Data extracted from a collection
»»
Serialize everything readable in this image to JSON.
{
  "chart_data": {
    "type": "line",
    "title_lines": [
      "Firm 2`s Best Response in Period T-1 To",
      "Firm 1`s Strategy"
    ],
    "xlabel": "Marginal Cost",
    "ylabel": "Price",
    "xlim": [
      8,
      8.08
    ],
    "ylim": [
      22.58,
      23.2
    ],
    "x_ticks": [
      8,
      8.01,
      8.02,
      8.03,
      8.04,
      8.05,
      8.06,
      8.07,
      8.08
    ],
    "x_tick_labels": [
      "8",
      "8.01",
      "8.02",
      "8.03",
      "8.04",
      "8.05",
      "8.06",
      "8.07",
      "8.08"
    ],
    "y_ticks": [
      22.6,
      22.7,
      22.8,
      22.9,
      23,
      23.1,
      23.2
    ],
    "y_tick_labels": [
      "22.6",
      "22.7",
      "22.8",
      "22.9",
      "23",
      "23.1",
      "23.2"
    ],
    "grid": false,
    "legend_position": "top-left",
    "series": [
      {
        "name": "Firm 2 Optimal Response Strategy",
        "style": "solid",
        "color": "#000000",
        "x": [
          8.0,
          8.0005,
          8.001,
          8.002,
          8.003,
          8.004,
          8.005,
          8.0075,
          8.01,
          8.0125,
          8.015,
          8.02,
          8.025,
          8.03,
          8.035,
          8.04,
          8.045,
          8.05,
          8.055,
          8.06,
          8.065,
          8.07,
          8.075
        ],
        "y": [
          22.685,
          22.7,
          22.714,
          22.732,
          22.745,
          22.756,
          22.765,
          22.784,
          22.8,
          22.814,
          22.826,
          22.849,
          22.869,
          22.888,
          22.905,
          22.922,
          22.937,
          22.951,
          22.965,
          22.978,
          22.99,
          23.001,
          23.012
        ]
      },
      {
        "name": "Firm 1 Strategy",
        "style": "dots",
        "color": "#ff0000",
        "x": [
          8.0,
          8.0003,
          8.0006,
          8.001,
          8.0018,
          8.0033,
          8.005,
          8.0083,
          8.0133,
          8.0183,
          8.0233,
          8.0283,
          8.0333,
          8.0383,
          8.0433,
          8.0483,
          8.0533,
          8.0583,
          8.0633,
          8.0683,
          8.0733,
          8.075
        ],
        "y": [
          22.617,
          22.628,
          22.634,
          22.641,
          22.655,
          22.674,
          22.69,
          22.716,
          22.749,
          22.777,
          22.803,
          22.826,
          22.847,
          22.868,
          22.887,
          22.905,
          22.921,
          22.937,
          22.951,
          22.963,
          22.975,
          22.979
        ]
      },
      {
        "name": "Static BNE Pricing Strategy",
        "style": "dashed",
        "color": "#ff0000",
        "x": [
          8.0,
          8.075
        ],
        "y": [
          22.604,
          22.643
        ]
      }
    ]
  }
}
««
»»
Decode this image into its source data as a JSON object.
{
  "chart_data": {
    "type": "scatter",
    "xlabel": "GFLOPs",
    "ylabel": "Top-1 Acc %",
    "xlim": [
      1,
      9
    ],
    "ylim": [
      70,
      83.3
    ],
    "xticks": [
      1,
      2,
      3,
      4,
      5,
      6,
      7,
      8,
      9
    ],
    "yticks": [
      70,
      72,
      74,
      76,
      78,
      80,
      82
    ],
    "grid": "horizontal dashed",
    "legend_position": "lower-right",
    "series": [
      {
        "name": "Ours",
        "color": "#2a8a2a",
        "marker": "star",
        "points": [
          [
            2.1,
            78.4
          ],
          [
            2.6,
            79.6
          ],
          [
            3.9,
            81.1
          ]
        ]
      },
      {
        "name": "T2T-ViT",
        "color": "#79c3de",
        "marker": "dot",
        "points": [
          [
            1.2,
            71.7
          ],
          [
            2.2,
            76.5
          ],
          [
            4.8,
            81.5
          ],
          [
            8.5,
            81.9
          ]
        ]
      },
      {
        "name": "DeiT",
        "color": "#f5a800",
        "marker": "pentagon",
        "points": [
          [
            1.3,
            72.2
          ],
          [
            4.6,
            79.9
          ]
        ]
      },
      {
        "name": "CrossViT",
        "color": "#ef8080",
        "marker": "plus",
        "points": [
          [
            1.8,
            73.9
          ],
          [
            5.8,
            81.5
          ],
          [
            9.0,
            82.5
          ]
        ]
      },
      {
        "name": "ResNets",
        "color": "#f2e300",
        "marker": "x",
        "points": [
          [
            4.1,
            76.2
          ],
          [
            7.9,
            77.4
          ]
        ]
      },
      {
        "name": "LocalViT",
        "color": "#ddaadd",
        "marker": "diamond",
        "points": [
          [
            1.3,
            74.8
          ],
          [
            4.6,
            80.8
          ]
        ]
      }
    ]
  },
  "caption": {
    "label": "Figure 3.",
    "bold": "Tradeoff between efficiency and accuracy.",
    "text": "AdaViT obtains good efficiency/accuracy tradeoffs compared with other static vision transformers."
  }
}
««
Find each line in the records holding the string "xlabel" and show it.

    "xlabel": "Marginal Cost",
    "xlabel": "GFLOPs",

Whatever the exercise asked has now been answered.